• [Structured figure records]:

- - -

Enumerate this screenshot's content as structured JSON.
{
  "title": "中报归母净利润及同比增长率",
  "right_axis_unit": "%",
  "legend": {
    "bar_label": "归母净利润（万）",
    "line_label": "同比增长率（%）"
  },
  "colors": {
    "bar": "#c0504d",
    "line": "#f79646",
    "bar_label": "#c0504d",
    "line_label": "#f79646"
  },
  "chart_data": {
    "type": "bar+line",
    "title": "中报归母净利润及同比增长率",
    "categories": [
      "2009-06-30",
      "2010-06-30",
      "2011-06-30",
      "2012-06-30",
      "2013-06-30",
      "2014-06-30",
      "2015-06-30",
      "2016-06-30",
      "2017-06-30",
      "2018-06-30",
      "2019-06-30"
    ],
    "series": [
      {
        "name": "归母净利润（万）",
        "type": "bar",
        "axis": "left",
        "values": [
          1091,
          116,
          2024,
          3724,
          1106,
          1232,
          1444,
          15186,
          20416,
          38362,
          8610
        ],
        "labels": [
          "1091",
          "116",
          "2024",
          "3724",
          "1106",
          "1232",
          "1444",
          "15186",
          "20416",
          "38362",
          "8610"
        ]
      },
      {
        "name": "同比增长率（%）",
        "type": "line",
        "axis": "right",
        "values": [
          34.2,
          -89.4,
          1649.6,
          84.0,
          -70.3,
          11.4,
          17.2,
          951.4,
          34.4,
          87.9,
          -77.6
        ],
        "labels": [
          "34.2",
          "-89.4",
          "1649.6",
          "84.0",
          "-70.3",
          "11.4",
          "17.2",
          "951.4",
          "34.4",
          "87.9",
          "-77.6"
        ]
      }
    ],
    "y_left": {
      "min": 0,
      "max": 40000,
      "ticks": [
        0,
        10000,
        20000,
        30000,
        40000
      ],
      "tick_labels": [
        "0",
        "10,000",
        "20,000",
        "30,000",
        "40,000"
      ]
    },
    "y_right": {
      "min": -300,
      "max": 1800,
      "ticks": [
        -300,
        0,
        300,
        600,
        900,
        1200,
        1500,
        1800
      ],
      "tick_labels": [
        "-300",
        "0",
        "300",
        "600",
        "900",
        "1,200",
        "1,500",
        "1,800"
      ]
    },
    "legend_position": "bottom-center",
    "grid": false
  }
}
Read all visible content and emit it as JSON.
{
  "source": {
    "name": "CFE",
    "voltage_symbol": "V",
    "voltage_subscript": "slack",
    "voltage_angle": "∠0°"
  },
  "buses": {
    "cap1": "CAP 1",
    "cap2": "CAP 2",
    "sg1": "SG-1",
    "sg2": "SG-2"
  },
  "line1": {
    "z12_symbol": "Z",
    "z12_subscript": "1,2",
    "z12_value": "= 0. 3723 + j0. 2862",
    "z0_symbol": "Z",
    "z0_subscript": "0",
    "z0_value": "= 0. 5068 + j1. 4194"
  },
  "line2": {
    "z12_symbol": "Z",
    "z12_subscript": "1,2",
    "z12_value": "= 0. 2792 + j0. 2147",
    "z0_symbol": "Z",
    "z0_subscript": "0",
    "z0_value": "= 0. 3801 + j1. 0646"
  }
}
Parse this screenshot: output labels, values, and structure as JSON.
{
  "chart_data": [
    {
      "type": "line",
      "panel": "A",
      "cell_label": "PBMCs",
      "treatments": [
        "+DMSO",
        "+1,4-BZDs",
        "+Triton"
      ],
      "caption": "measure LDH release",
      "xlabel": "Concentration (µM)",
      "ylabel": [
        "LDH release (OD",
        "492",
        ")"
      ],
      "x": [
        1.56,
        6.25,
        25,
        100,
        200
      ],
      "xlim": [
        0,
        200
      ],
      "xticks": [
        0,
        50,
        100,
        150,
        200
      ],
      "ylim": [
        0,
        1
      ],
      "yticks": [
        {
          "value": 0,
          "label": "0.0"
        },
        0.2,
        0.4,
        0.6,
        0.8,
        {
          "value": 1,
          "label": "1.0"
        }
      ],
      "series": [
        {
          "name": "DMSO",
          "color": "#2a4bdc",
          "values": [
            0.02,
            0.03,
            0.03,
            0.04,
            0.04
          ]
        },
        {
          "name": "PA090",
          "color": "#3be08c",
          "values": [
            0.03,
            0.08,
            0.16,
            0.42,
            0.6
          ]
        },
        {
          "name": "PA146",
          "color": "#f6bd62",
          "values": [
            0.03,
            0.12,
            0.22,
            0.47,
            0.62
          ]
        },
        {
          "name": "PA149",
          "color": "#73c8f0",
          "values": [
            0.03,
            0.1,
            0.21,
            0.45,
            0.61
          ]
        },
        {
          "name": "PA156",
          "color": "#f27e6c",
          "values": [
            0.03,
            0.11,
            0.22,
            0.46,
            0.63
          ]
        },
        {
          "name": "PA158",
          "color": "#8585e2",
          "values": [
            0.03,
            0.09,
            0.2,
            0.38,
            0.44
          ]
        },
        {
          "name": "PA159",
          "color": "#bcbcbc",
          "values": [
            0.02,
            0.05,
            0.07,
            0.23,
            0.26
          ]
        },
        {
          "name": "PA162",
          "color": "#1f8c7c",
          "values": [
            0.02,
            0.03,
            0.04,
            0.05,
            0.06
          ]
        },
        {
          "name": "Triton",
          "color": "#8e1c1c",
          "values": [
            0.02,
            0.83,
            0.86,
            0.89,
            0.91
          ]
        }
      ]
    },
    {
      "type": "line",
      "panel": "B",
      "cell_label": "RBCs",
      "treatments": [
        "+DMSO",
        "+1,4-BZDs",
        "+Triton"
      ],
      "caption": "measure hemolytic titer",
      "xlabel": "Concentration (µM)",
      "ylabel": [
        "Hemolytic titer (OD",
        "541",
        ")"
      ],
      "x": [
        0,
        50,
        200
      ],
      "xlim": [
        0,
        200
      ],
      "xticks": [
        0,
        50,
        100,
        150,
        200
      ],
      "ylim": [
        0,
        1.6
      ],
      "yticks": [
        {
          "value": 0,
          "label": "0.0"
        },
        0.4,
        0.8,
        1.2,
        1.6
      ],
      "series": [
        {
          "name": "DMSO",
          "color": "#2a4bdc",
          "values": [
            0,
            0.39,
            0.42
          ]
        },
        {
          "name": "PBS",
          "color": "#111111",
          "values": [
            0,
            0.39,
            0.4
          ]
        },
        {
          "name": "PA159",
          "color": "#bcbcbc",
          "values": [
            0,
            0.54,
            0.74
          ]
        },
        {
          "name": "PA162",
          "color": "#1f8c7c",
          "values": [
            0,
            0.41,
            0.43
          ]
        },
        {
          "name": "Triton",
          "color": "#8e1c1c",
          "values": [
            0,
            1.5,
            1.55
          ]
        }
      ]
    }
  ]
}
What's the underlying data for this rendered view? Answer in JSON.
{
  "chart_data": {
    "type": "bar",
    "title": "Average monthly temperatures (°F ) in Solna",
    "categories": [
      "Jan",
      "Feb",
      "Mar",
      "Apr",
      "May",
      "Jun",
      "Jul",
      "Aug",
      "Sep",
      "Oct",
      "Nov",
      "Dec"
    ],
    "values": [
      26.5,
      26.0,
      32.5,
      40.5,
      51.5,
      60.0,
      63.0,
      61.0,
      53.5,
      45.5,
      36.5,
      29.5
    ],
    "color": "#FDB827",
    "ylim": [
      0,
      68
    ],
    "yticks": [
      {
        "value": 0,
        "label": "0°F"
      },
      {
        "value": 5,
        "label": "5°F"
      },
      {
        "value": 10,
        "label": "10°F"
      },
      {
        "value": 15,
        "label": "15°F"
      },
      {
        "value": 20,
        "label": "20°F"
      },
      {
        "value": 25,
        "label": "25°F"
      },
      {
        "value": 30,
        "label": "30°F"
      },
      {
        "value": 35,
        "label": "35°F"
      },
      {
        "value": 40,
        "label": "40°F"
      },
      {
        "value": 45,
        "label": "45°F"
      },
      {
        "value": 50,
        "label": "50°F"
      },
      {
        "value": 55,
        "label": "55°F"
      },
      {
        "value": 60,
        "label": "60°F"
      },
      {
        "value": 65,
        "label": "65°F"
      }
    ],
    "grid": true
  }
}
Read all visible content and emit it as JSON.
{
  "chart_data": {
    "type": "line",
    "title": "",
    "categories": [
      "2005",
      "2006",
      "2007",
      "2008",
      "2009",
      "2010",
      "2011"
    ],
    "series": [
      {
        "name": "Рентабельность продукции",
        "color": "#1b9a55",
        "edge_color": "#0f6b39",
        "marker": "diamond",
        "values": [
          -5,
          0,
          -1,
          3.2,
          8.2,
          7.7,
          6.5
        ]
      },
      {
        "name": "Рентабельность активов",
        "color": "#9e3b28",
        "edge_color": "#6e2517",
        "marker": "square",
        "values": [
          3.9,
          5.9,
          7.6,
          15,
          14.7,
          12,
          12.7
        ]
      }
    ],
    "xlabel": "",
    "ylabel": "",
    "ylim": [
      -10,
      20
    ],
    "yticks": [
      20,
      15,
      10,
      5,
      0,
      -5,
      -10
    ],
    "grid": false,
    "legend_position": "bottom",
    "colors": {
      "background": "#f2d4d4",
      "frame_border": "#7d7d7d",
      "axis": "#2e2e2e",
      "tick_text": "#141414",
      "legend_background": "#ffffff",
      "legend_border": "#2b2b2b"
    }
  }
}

- - -

• [TASK TO COMPLETE]:
Copy all lines in the listing above where the string "release" appears.

• [SOLUTION TO THIS EXERCISE]:
      "caption": "measure LDH release",
        "LDH release (OD",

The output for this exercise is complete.